**Short task**:
Write out the material exactly, with the pictures left out.
START Material to process
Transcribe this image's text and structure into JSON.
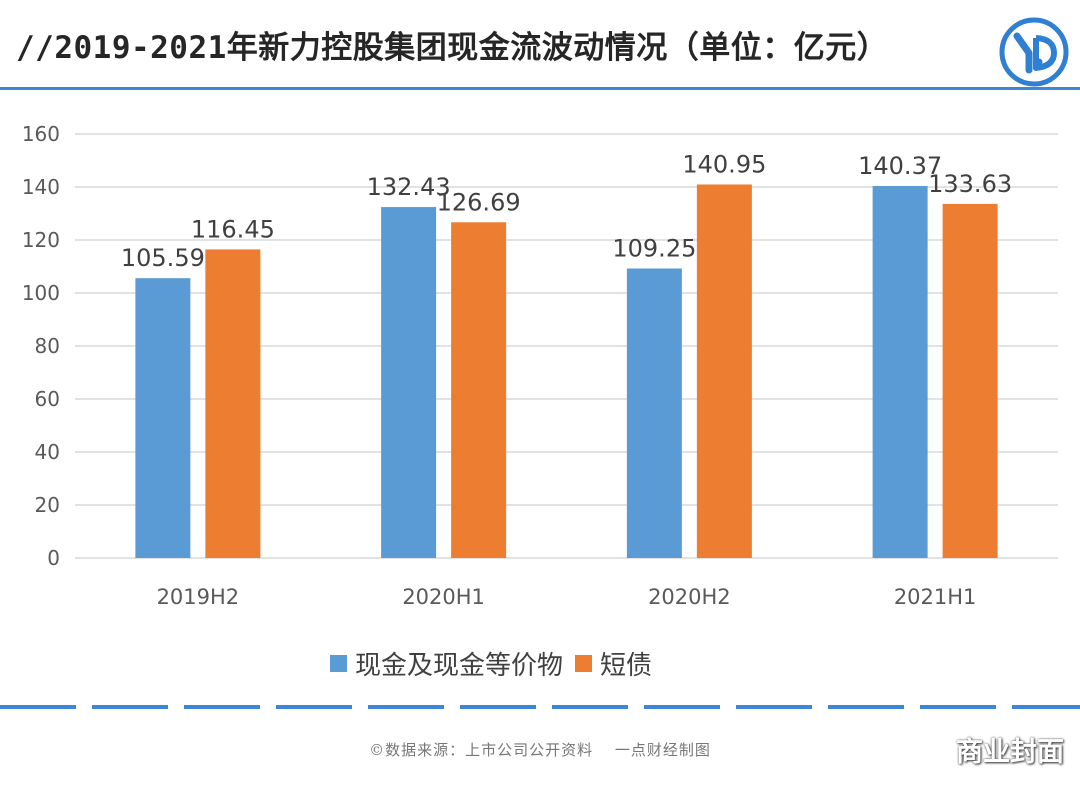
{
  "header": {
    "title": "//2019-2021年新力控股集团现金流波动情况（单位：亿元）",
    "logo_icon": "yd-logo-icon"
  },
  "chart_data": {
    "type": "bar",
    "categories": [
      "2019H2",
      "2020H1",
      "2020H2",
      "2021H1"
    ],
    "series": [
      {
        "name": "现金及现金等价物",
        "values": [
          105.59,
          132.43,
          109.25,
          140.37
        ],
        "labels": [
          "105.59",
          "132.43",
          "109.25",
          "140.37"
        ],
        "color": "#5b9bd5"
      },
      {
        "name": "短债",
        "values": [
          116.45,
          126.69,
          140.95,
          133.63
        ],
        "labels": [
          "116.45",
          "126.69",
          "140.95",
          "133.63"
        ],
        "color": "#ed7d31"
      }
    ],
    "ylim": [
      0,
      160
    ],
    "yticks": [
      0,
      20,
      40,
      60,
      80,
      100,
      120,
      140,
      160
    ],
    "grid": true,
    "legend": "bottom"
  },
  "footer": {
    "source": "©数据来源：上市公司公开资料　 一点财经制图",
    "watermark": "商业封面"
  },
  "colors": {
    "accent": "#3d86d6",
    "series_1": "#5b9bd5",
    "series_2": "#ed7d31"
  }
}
END Material to process
**Response below**:
Transcribe this image's text and structure into JSON.
{
  "header": {
    "title": "//2019-2021年新力控股集团现金流波动情况（单位：亿元）",
    "logo_icon": "yd-logo-icon"
  },
  "chart_data": {
    "type": "bar",
    "categories": [
      "2019H2",
      "2020H1",
      "2020H2",
      "2021H1"
    ],
    "series": [
      {
        "name": "现金及现金等价物",
        "values": [
          105.59,
          132.43,
          109.25,
          140.37
        ],
        "labels": [
          "105.59",
          "132.43",
          "109.25",
          "140.37"
        ],
        "color": "#5b9bd5"
      },
      {
        "name": "短债",
        "values": [
          116.45,
          126.69,
          140.95,
          133.63
        ],
        "labels": [
          "116.45",
          "126.69",
          "140.95",
          "133.63"
        ],
        "color": "#ed7d31"
      }
    ],
    "ylim": [
      0,
      160
    ],
    "yticks": [
      0,
      20,
      40,
      60,
      80,
      100,
      120,
      140,
      160
    ],
    "grid": true,
    "legend": "bottom"
  },
  "footer": {
    "source": "©数据来源：上市公司公开资料　 一点财经制图",
    "watermark": "商业封面"
  },
  "colors": {
    "accent": "#3d86d6",
    "series_1": "#5b9bd5",
    "series_2": "#ed7d31"
  }
}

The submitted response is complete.